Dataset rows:
------------------------------------------------------------------------
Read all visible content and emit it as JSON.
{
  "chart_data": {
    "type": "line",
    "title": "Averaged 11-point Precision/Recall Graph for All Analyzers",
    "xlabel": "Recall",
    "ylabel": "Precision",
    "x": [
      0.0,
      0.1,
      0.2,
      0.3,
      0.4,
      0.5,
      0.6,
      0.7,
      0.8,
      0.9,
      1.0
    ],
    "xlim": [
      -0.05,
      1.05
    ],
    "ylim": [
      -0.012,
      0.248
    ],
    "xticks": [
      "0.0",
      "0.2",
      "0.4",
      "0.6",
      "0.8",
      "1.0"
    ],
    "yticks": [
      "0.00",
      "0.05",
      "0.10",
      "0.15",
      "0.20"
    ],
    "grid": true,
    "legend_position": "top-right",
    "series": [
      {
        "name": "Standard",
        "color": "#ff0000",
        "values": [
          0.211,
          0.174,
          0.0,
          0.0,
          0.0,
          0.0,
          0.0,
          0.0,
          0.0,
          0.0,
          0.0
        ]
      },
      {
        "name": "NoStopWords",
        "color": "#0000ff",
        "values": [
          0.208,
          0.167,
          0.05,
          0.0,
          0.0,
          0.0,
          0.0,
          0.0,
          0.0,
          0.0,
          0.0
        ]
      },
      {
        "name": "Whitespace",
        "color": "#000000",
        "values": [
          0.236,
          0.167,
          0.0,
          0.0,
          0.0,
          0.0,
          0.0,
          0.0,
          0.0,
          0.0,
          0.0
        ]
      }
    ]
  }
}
------------------------------------------------------------------------
*The task:* Going through the records above, state how many lines carry "name", with no other text.

*Answer for this exercise:* 3